**WHAT IS NEEDED**
Find each line with the string "Transactions" and copy it.

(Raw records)

>>>

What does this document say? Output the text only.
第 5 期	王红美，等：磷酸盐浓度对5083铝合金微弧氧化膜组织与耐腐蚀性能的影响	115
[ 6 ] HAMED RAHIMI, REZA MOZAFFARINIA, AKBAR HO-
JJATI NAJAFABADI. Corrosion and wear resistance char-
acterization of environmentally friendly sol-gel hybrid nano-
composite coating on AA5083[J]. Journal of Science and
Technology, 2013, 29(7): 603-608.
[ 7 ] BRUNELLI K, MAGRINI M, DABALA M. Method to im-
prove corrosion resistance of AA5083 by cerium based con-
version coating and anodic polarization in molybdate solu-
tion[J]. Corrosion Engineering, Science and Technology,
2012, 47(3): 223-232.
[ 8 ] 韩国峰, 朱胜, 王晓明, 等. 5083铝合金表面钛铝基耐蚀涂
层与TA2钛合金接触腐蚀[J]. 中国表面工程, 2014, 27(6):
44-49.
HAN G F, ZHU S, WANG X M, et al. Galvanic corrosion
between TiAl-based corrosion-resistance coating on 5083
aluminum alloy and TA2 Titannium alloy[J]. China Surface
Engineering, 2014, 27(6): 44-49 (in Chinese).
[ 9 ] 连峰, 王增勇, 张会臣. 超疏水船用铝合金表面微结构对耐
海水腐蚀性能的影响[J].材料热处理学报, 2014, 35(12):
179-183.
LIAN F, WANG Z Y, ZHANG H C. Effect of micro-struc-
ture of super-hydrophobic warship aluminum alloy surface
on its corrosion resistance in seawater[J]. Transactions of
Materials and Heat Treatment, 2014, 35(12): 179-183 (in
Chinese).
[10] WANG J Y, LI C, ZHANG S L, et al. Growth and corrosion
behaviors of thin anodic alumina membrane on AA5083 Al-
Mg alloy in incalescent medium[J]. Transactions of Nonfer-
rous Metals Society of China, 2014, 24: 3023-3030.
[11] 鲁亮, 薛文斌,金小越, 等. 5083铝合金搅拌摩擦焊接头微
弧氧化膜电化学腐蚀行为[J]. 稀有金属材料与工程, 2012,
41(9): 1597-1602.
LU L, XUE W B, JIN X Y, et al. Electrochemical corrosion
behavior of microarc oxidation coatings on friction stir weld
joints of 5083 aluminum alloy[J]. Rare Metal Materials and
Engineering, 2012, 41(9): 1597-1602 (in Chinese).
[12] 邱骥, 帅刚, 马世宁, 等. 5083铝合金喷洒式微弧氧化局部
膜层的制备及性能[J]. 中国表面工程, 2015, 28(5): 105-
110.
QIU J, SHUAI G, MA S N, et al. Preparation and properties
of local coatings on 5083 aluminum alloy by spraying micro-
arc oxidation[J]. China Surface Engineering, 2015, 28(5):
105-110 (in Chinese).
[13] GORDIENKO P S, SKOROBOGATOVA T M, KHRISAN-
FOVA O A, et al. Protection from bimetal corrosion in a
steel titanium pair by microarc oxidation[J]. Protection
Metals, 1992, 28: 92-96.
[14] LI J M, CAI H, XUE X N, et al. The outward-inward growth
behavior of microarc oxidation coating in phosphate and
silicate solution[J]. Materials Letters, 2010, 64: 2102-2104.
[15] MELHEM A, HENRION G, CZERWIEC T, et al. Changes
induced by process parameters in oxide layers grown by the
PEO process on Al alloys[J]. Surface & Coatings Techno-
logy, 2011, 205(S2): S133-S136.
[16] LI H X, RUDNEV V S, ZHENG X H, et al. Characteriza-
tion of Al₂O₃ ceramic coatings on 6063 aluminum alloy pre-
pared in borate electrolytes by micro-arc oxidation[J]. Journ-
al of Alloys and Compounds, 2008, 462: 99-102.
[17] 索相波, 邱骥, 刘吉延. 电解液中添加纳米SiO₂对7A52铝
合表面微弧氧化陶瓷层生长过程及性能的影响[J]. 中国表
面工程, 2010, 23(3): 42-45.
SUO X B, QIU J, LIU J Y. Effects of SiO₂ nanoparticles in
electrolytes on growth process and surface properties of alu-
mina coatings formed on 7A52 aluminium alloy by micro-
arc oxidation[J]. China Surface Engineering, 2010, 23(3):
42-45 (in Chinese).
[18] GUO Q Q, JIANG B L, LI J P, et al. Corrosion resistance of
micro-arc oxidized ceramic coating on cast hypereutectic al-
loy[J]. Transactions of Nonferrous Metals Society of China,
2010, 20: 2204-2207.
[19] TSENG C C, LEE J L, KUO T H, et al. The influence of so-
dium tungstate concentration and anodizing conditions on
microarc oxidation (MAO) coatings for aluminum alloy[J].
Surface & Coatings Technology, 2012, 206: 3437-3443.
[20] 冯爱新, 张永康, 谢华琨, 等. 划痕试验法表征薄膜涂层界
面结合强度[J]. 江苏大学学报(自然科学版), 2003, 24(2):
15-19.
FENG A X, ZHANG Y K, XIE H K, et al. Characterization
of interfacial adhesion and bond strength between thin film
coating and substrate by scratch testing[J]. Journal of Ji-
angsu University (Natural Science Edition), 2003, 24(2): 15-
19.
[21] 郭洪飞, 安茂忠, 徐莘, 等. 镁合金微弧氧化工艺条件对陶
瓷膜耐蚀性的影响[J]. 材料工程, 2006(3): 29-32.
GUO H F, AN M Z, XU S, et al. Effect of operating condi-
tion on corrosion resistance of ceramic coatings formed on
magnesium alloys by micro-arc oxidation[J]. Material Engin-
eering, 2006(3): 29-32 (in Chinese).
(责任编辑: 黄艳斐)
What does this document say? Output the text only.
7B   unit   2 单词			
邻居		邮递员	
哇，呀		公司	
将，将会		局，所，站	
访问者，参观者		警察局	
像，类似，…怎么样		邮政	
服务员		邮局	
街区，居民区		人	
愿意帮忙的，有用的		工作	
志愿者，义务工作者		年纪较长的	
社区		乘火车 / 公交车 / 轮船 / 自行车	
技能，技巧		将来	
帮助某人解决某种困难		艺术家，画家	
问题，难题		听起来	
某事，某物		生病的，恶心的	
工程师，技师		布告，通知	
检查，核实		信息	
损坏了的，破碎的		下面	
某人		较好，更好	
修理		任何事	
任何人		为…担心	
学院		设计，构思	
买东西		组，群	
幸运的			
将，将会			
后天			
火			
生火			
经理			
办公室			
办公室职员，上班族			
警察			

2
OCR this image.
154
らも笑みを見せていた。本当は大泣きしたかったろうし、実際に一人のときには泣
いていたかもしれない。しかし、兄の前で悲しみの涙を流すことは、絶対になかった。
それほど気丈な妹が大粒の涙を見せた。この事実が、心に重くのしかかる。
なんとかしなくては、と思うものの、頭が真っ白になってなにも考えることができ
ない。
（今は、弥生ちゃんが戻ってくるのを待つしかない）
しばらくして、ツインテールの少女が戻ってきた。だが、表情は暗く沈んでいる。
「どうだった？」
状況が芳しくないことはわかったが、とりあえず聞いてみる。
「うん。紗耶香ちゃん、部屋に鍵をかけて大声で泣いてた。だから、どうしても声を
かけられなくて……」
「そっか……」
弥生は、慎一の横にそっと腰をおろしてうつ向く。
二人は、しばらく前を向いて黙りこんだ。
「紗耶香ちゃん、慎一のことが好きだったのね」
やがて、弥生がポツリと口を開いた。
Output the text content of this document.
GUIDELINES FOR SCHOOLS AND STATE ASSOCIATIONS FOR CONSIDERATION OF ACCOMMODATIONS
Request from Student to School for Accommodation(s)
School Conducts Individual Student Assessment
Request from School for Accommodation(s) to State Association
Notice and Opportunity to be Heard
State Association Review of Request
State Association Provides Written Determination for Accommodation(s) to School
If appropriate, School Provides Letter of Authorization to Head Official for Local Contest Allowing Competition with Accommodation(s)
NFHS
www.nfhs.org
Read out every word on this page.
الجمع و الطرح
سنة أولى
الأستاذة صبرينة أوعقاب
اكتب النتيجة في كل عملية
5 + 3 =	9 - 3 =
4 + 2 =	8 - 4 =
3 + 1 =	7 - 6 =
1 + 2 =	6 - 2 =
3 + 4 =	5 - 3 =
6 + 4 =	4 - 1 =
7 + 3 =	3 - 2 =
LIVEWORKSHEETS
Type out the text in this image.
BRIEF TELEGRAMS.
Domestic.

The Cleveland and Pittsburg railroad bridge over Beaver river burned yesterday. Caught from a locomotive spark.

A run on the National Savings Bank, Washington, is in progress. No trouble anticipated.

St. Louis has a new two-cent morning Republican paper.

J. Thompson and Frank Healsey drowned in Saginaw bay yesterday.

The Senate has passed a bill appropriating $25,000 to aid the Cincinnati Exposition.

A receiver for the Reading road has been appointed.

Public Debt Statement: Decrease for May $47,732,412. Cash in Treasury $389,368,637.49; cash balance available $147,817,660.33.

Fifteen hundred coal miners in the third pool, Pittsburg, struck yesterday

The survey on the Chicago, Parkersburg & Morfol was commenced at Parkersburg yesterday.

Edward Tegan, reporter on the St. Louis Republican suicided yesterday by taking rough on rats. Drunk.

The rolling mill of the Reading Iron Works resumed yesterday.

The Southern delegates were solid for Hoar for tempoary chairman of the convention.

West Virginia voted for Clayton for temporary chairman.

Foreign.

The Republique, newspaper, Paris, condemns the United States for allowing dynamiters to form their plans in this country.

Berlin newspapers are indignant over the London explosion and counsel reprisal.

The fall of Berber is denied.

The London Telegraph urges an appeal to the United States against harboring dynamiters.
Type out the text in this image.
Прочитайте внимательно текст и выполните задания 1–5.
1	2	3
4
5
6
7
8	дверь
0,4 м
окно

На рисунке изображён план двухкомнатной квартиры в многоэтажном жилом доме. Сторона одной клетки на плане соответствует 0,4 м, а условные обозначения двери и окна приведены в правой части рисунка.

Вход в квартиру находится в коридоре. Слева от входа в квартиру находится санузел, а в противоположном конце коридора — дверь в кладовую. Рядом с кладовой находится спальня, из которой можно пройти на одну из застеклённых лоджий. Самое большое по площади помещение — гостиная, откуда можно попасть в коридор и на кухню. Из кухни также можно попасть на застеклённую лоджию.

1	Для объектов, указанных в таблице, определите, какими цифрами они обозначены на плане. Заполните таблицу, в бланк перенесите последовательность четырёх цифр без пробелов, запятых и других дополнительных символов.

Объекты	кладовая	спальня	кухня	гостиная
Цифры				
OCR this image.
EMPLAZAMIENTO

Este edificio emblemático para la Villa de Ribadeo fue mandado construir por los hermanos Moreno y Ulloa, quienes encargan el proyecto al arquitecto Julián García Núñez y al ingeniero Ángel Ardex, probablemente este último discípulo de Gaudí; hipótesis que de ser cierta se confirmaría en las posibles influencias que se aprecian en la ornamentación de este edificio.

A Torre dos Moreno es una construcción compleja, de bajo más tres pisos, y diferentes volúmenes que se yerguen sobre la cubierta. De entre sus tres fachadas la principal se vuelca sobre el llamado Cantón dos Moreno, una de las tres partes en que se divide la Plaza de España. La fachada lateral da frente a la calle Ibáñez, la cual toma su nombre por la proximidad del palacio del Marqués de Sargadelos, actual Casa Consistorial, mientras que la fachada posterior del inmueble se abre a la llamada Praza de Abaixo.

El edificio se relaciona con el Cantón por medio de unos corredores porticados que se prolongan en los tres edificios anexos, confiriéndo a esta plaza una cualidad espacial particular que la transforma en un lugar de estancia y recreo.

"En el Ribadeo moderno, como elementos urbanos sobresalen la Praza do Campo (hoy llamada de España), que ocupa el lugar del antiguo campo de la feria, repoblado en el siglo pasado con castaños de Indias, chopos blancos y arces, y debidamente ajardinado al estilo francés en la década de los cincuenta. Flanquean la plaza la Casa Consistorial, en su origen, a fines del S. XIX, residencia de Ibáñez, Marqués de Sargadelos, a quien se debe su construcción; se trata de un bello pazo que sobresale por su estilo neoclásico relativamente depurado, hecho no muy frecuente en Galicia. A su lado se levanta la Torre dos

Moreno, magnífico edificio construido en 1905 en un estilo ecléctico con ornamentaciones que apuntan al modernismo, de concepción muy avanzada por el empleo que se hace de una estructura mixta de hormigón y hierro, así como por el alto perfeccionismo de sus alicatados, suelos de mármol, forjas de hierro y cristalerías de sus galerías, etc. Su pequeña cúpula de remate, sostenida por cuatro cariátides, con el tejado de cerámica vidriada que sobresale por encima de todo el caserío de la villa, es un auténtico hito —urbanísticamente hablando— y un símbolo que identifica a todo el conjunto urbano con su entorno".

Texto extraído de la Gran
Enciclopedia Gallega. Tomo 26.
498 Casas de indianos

<<<

**RESPONSE**
on its corrosion resistance in seawater[J]. Transactions of
Mg alloy in incalescent medium[J]. Transactions of Nonfer-
loy[J]. Transactions of Nonferrous Metals Society of China,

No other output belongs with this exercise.